### Data entries
════════

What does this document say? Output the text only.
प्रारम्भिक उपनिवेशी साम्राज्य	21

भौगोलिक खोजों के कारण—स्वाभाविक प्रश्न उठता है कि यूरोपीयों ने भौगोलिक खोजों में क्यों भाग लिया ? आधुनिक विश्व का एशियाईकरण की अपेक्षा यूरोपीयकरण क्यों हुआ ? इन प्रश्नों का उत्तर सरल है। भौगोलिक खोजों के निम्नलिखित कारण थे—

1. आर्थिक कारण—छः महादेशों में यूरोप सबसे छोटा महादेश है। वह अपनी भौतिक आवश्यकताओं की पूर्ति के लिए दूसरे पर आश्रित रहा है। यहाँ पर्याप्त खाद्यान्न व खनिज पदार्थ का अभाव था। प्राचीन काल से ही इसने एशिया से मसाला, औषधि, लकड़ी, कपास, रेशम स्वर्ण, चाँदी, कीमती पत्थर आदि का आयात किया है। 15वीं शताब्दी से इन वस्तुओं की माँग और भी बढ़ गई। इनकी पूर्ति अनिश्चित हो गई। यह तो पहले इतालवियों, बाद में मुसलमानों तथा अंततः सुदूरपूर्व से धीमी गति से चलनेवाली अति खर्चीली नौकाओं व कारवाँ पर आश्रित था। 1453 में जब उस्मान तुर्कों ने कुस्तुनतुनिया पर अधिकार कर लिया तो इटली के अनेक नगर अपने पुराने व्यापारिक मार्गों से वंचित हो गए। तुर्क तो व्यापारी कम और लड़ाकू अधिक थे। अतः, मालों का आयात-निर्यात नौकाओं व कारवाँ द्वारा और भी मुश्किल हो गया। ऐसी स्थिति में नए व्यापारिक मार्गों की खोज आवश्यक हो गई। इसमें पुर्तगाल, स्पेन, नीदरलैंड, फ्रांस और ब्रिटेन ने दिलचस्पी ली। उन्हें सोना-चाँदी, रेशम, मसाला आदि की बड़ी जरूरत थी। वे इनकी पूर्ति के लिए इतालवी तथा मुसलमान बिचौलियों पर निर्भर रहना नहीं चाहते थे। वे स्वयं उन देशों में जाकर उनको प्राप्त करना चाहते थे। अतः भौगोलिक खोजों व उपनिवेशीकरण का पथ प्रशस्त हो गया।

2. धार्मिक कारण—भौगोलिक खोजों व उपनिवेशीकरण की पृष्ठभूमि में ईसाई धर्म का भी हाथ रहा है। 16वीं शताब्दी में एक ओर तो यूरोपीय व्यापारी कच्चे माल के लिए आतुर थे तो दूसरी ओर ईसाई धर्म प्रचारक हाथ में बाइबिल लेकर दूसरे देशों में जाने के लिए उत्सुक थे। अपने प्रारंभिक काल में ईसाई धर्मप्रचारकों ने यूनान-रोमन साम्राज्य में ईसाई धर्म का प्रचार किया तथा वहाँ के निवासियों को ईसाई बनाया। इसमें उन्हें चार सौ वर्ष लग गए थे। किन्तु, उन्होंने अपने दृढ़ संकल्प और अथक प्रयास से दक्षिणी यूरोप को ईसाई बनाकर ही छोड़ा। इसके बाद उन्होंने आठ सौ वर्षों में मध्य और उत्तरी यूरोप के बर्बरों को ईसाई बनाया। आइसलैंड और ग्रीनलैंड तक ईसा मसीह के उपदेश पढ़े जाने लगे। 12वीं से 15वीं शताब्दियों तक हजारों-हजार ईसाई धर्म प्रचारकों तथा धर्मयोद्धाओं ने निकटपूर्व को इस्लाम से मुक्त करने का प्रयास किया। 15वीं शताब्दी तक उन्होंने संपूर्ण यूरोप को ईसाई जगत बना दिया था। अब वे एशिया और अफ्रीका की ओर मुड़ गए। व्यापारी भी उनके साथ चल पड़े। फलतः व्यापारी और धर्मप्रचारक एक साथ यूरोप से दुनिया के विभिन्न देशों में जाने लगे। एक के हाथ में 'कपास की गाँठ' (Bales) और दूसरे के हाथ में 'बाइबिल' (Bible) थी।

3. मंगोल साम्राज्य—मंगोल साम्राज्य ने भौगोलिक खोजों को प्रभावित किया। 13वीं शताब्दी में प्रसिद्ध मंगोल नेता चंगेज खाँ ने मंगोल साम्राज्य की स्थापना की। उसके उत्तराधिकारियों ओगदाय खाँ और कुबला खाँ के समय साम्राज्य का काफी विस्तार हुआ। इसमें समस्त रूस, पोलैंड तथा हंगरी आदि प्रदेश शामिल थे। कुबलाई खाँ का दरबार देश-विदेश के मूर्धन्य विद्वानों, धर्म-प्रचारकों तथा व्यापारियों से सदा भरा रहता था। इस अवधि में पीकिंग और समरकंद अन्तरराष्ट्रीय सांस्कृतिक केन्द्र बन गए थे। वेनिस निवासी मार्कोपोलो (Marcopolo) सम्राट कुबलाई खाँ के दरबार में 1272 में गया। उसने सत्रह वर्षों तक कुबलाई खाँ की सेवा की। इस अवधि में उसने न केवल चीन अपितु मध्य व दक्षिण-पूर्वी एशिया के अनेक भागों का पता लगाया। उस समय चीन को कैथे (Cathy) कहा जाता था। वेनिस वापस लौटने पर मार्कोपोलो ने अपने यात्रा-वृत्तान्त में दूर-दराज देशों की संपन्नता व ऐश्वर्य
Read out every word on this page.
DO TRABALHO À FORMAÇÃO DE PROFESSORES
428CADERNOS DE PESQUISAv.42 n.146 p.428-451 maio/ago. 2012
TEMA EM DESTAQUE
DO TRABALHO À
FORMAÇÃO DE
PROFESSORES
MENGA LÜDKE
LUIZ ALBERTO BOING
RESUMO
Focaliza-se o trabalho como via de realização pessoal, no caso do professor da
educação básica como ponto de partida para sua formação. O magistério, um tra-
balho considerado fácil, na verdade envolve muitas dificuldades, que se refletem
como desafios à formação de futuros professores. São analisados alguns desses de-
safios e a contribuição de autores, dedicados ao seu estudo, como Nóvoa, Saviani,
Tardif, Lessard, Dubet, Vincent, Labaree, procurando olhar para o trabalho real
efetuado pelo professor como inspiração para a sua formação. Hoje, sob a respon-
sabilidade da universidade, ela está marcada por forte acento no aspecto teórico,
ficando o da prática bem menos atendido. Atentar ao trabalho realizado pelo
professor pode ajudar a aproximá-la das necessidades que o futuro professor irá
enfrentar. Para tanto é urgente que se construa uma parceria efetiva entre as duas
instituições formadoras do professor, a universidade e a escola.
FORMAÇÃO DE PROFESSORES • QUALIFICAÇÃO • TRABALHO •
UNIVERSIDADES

════════

Every record should be given again exactly.

What does this document say? Output the text only.
प्रारम्भिक उपनिवेशी साम्राज्य	21

भौगोलिक खोजों के कारण—स्वाभाविक प्रश्न उठता है कि यूरोपीयों ने भौगोलिक खोजों में क्यों भाग लिया ? आधुनिक विश्व का एशियाईकरण की अपेक्षा यूरोपीयकरण क्यों हुआ ? इन प्रश्नों का उत्तर सरल है। भौगोलिक खोजों के निम्नलिखित कारण थे—

1. आर्थिक कारण—छः महादेशों में यूरोप सबसे छोटा महादेश है। वह अपनी भौतिक आवश्यकताओं की पूर्ति के लिए दूसरे पर आश्रित रहा है। यहाँ पर्याप्त खाद्यान्न व खनिज पदार्थ का अभाव था। प्राचीन काल से ही इसने एशिया से मसाला, औषधि, लकड़ी, कपास, रेशम स्वर्ण, चाँदी, कीमती पत्थर आदि का आयात किया है। 15वीं शताब्दी से इन वस्तुओं की माँग और भी बढ़ गई। इनकी पूर्ति अनिश्चित हो गई। यह तो पहले इतालवियों, बाद में मुसलमानों तथा अंततः सुदूरपूर्व से धीमी गति से चलनेवाली अति खर्चीली नौकाओं व कारवाँ पर आश्रित था। 1453 में जब उस्मान तुर्कों ने कुस्तुनतुनिया पर अधिकार कर लिया तो इटली के अनेक नगर अपने पुराने व्यापारिक मार्गों से वंचित हो गए। तुर्क तो व्यापारी कम और लड़ाकू अधिक थे। अतः, मालों का आयात-निर्यात नौकाओं व कारवाँ द्वारा और भी मुश्किल हो गया। ऐसी स्थिति में नए व्यापारिक मार्गों की खोज आवश्यक हो गई। इसमें पुर्तगाल, स्पेन, नीदरलैंड, फ्रांस और ब्रिटेन ने दिलचस्पी ली। उन्हें सोना-चाँदी, रेशम, मसाला आदि की बड़ी जरूरत थी। वे इनकी पूर्ति के लिए इतालवी तथा मुसलमान बिचौलियों पर निर्भर रहना नहीं चाहते थे। वे स्वयं उन देशों में जाकर उनको प्राप्त करना चाहते थे। अतः भौगोलिक खोजों व उपनिवेशीकरण का पथ प्रशस्त हो गया।

2. धार्मिक कारण—भौगोलिक खोजों व उपनिवेशीकरण की पृष्ठभूमि में ईसाई धर्म का भी हाथ रहा है। 16वीं शताब्दी में एक ओर तो यूरोपीय व्यापारी कच्चे माल के लिए आतुर थे तो दूसरी ओर ईसाई धर्म प्रचारक हाथ में बाइबिल लेकर दूसरे देशों में जाने के लिए उत्सुक थे। अपने प्रारंभिक काल में ईसाई धर्मप्रचारकों ने यूनान-रोमन साम्राज्य में ईसाई धर्म का प्रचार किया तथा वहाँ के निवासियों को ईसाई बनाया। इसमें उन्हें चार सौ वर्ष लग गए थे। किन्तु, उन्होंने अपने दृढ़ संकल्प और अथक प्रयास से दक्षिणी यूरोप को ईसाई बनाकर ही छोड़ा। इसके बाद उन्होंने आठ सौ वर्षों में मध्य और उत्तरी यूरोप के बर्बरों को ईसाई बनाया। आइसलैंड और ग्रीनलैंड तक ईसा मसीह के उपदेश पढ़े जाने लगे। 12वीं से 15वीं शताब्दियों तक हजारों-हजार ईसाई धर्म प्रचारकों तथा धर्मयोद्धाओं ने निकटपूर्व को इस्लाम से मुक्त करने का प्रयास किया। 15वीं शताब्दी तक उन्होंने संपूर्ण यूरोप को ईसाई जगत बना दिया था। अब वे एशिया और अफ्रीका की ओर मुड़ गए। व्यापारी भी उनके साथ चल पड़े। फलतः व्यापारी और धर्मप्रचारक एक साथ यूरोप से दुनिया के विभिन्न देशों में जाने लगे। एक के हाथ में 'कपास की गाँठ' (Bales) और दूसरे के हाथ में 'बाइबिल' (Bible) थी।

3. मंगोल साम्राज्य—मंगोल साम्राज्य ने भौगोलिक खोजों को प्रभावित किया। 13वीं शताब्दी में प्रसिद्ध मंगोल नेता चंगेज खाँ ने मंगोल साम्राज्य की स्थापना की। उसके उत्तराधिकारियों ओगदाय खाँ और कुबला खाँ के समय साम्राज्य का काफी विस्तार हुआ। इसमें समस्त रूस, पोलैंड तथा हंगरी आदि प्रदेश शामिल थे। कुबलाई खाँ का दरबार देश-विदेश के मूर्धन्य विद्वानों, धर्म-प्रचारकों तथा व्यापारियों से सदा भरा रहता था। इस अवधि में पीकिंग और समरकंद अन्तरराष्ट्रीय सांस्कृतिक केन्द्र बन गए थे। वेनिस निवासी मार्कोपोलो (Marcopolo) सम्राट कुबलाई खाँ के दरबार में 1272 में गया। उसने सत्रह वर्षों तक कुबलाई खाँ की सेवा की। इस अवधि में उसने न केवल चीन अपितु मध्य व दक्षिण-पूर्वी एशिया के अनेक भागों का पता लगाया। उस समय चीन को कैथे (Cathy) कहा जाता था। वेनिस वापस लौटने पर मार्कोपोलो ने अपने यात्रा-वृत्तान्त में दूर-दराज देशों की संपन्नता व ऐश्वर्य
Read out every word on this page.
DO TRABALHO À FORMAÇÃO DE PROFESSORES
428CADERNOS DE PESQUISAv.42 n.146 p.428-451 maio/ago. 2012
TEMA EM DESTAQUE
DO TRABALHO À
FORMAÇÃO DE
PROFESSORES
MENGA LÜDKE
LUIZ ALBERTO BOING
RESUMO
Focaliza-se o trabalho como via de realização pessoal, no caso do professor da
educação básica como ponto de partida para sua formação. O magistério, um tra-
balho considerado fácil, na verdade envolve muitas dificuldades, que se refletem
como desafios à formação de futuros professores. São analisados alguns desses de-
safios e a contribuição de autores, dedicados ao seu estudo, como Nóvoa, Saviani,
Tardif, Lessard, Dubet, Vincent, Labaree, procurando olhar para o trabalho real
efetuado pelo professor como inspiração para a sua formação. Hoje, sob a respon-
sabilidade da universidade, ela está marcada por forte acento no aspecto teórico,
ficando o da prática bem menos atendido. Atentar ao trabalho realizado pelo
professor pode ajudar a aproximá-la das necessidades que o futuro professor irá
enfrentar. Para tanto é urgente que se construa uma parceria efetiva entre as duas
instituições formadoras do professor, a universidade e a escola.
FORMAÇÃO DE PROFESSORES • QUALIFICAÇÃO • TRABALHO •
UNIVERSIDADES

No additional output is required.